— START OF THE RECORDS —

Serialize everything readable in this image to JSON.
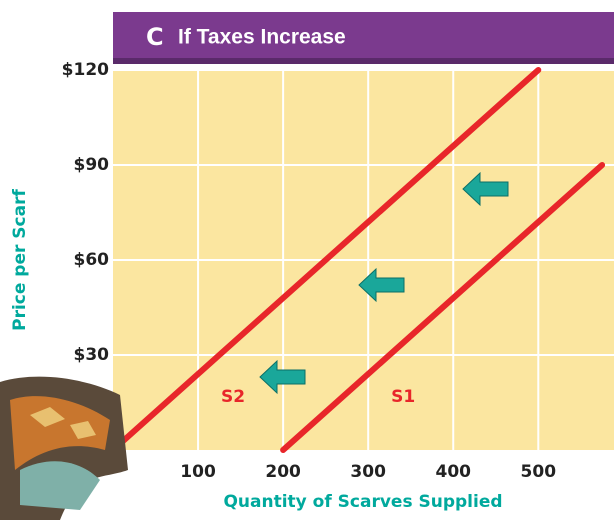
{
  "chart_data": {
    "type": "line",
    "panel_letter": "C",
    "title": "If Taxes Increase",
    "x_label": "Quantity of Scarves Supplied",
    "y_label": "Price per Scarf",
    "xlim": [
      0,
      589
    ],
    "ylim": [
      0,
      120
    ],
    "xticks": [
      100,
      200,
      300,
      400,
      500
    ],
    "yticks": [
      {
        "value": 30,
        "label": "$30"
      },
      {
        "value": 60,
        "label": "$60"
      },
      {
        "value": 90,
        "label": "$90"
      },
      {
        "value": 120,
        "label": "$120"
      }
    ],
    "grid": true,
    "series": [
      {
        "name": "S2",
        "color": "#e8262a",
        "x": [
          0,
          500
        ],
        "values": [
          0,
          120
        ]
      },
      {
        "name": "S1",
        "color": "#e8262a",
        "x": [
          200,
          575
        ],
        "values": [
          0,
          90
        ]
      }
    ]
  }
}
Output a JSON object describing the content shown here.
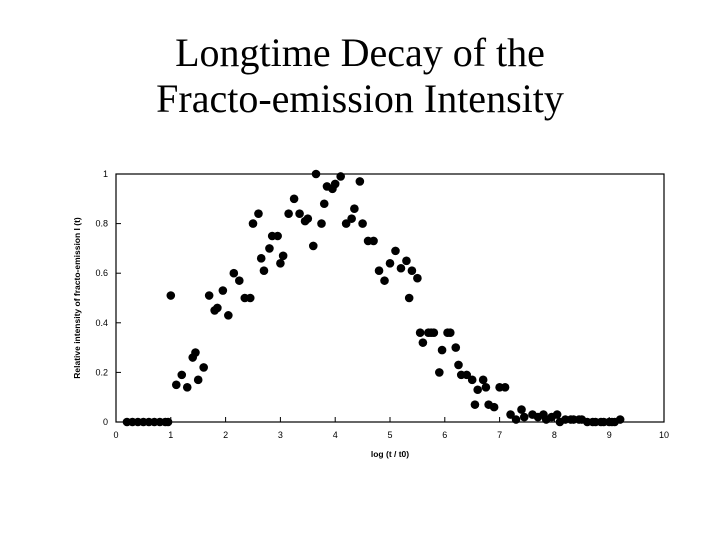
{
  "slide": {
    "title_line1": "Longtime Decay of the",
    "title_line2": "Fracto-emission Intensity"
  },
  "chart_data": {
    "type": "scatter",
    "title": "Longtime Decay of the Fracto-emission Intensity",
    "xlabel": "log (t / t0)",
    "ylabel": "Relative intensity of fracto-emission I (t)",
    "xlim": [
      0,
      10
    ],
    "ylim": [
      0,
      1
    ],
    "x_ticks": [
      "0",
      "1",
      "2",
      "3",
      "4",
      "5",
      "6",
      "7",
      "8",
      "9",
      "10"
    ],
    "y_ticks": [
      "0",
      "0.2",
      "0.4",
      "0.6",
      "0.8",
      "1"
    ],
    "grid": false,
    "points_color": "#000000",
    "series": [
      {
        "x": [
          0.2,
          0.3,
          0.4,
          0.5,
          0.6,
          0.7,
          0.8,
          0.9,
          0.95,
          1.0,
          1.1,
          1.2,
          1.3,
          1.4,
          1.45,
          1.5,
          1.6,
          1.7,
          1.8,
          1.85,
          1.95,
          2.05,
          2.15,
          2.25,
          2.35,
          2.45,
          2.5,
          2.6,
          2.65,
          2.7,
          2.8,
          2.85,
          2.95,
          3.0,
          3.05,
          3.15,
          3.25,
          3.35,
          3.45,
          3.5,
          3.6,
          3.65,
          3.75,
          3.8,
          3.85,
          3.95,
          4.0,
          4.1,
          4.2,
          4.3,
          4.35,
          4.45,
          4.5,
          4.6,
          4.7,
          4.8,
          4.9,
          5.0,
          5.1,
          5.2,
          5.3,
          5.35,
          5.4,
          5.5,
          5.55,
          5.6,
          5.7,
          5.75,
          5.8,
          5.9,
          5.95,
          6.05,
          6.1,
          6.2,
          6.25,
          6.3,
          6.4,
          6.5,
          6.55,
          6.6,
          6.7,
          6.75,
          6.8,
          6.9,
          7.0,
          7.1,
          7.2,
          7.3,
          7.4,
          7.45,
          7.6,
          7.7,
          7.8,
          7.85,
          7.95,
          8.05,
          8.1,
          8.2,
          8.3,
          8.35,
          8.45,
          8.5,
          8.6,
          8.7,
          8.75,
          8.85,
          8.9,
          9.0,
          9.05,
          9.1,
          9.2
        ],
        "y": [
          0,
          0,
          0,
          0,
          0,
          0,
          0,
          0,
          0,
          0.51,
          0.15,
          0.19,
          0.14,
          0.26,
          0.28,
          0.17,
          0.22,
          0.51,
          0.45,
          0.46,
          0.53,
          0.43,
          0.6,
          0.57,
          0.5,
          0.5,
          0.8,
          0.84,
          0.66,
          0.61,
          0.7,
          0.75,
          0.75,
          0.64,
          0.67,
          0.84,
          0.9,
          0.84,
          0.81,
          0.82,
          0.71,
          1.0,
          0.8,
          0.88,
          0.95,
          0.94,
          0.96,
          0.99,
          0.8,
          0.82,
          0.86,
          0.97,
          0.8,
          0.73,
          0.73,
          0.61,
          0.57,
          0.64,
          0.69,
          0.62,
          0.65,
          0.5,
          0.61,
          0.58,
          0.36,
          0.32,
          0.36,
          0.36,
          0.36,
          0.2,
          0.29,
          0.36,
          0.36,
          0.3,
          0.23,
          0.19,
          0.19,
          0.17,
          0.07,
          0.13,
          0.17,
          0.14,
          0.07,
          0.06,
          0.14,
          0.14,
          0.03,
          0.01,
          0.05,
          0.02,
          0.03,
          0.02,
          0.03,
          0.01,
          0.02,
          0.03,
          0.0,
          0.01,
          0.01,
          0.01,
          0.01,
          0.01,
          0.0,
          0.0,
          0.0,
          0.0,
          0.0,
          0.0,
          0.0,
          0.0,
          0.01
        ]
      }
    ]
  }
}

— END OF THE RECORDS —

▶ **WHAT IS NEEDED**
The pictures should not appear in the copy; every other part of the records above must be returned exactly.

▶ **ANSWER FOR THE TASK**
Serialize everything readable in this image to JSON.
{
  "chart_data": {
    "type": "line",
    "panel_letter": "C",
    "title": "If Taxes Increase",
    "x_label": "Quantity of Scarves Supplied",
    "y_label": "Price per Scarf",
    "xlim": [
      0,
      589
    ],
    "ylim": [
      0,
      120
    ],
    "xticks": [
      100,
      200,
      300,
      400,
      500
    ],
    "yticks": [
      {
        "value": 30,
        "label": "$30"
      },
      {
        "value": 60,
        "label": "$60"
      },
      {
        "value": 90,
        "label": "$90"
      },
      {
        "value": 120,
        "label": "$120"
      }
    ],
    "grid": true,
    "series": [
      {
        "name": "S2",
        "color": "#e8262a",
        "x": [
          0,
          500
        ],
        "values": [
          0,
          120
        ]
      },
      {
        "name": "S1",
        "color": "#e8262a",
        "x": [
          200,
          575
        ],
        "values": [
          0,
          90
        ]
      }
    ]
  }
}
Output a JSON object describing the content shown here.
{
  "slide": {
    "title_line1": "Longtime Decay of the",
    "title_line2": "Fracto-emission Intensity"
  },
  "chart_data": {
    "type": "scatter",
    "title": "Longtime Decay of the Fracto-emission Intensity",
    "xlabel": "log (t / t0)",
    "ylabel": "Relative intensity of fracto-emission I (t)",
    "xlim": [
      0,
      10
    ],
    "ylim": [
      0,
      1
    ],
    "x_ticks": [
      "0",
      "1",
      "2",
      "3",
      "4",
      "5",
      "6",
      "7",
      "8",
      "9",
      "10"
    ],
    "y_ticks": [
      "0",
      "0.2",
      "0.4",
      "0.6",
      "0.8",
      "1"
    ],
    "grid": false,
    "points_color": "#000000",
    "series": [
      {
        "x": [
          0.2,
          0.3,
          0.4,
          0.5,
          0.6,
          0.7,
          0.8,
          0.9,
          0.95,
          1.0,
          1.1,
          1.2,
          1.3,
          1.4,
          1.45,
          1.5,
          1.6,
          1.7,
          1.8,
          1.85,
          1.95,
          2.05,
          2.15,
          2.25,
          2.35,
          2.45,
          2.5,
          2.6,
          2.65,
          2.7,
          2.8,
          2.85,
          2.95,
          3.0,
          3.05,
          3.15,
          3.25,
          3.35,
          3.45,
          3.5,
          3.6,
          3.65,
          3.75,
          3.8,
          3.85,
          3.95,
          4.0,
          4.1,
          4.2,
          4.3,
          4.35,
          4.45,
          4.5,
          4.6,
          4.7,
          4.8,
          4.9,
          5.0,
          5.1,
          5.2,
          5.3,
          5.35,
          5.4,
          5.5,
          5.55,
          5.6,
          5.7,
          5.75,
          5.8,
          5.9,
          5.95,
          6.05,
          6.1,
          6.2,
          6.25,
          6.3,
          6.4,
          6.5,
          6.55,
          6.6,
          6.7,
          6.75,
          6.8,
          6.9,
          7.0,
          7.1,
          7.2,
          7.3,
          7.4,
          7.45,
          7.6,
          7.7,
          7.8,
          7.85,
          7.95,
          8.05,
          8.1,
          8.2,
          8.3,
          8.35,
          8.45,
          8.5,
          8.6,
          8.7,
          8.75,
          8.85,
          8.9,
          9.0,
          9.05,
          9.1,
          9.2
        ],
        "y": [
          0,
          0,
          0,
          0,
          0,
          0,
          0,
          0,
          0,
          0.51,
          0.15,
          0.19,
          0.14,
          0.26,
          0.28,
          0.17,
          0.22,
          0.51,
          0.45,
          0.46,
          0.53,
          0.43,
          0.6,
          0.57,
          0.5,
          0.5,
          0.8,
          0.84,
          0.66,
          0.61,
          0.7,
          0.75,
          0.75,
          0.64,
          0.67,
          0.84,
          0.9,
          0.84,
          0.81,
          0.82,
          0.71,
          1.0,
          0.8,
          0.88,
          0.95,
          0.94,
          0.96,
          0.99,
          0.8,
          0.82,
          0.86,
          0.97,
          0.8,
          0.73,
          0.73,
          0.61,
          0.57,
          0.64,
          0.69,
          0.62,
          0.65,
          0.5,
          0.61,
          0.58,
          0.36,
          0.32,
          0.36,
          0.36,
          0.36,
          0.2,
          0.29,
          0.36,
          0.36,
          0.3,
          0.23,
          0.19,
          0.19,
          0.17,
          0.07,
          0.13,
          0.17,
          0.14,
          0.07,
          0.06,
          0.14,
          0.14,
          0.03,
          0.01,
          0.05,
          0.02,
          0.03,
          0.02,
          0.03,
          0.01,
          0.02,
          0.03,
          0.0,
          0.01,
          0.01,
          0.01,
          0.01,
          0.01,
          0.0,
          0.0,
          0.0,
          0.0,
          0.0,
          0.0,
          0.0,
          0.0,
          0.01
        ]
      }
    ]
  }
}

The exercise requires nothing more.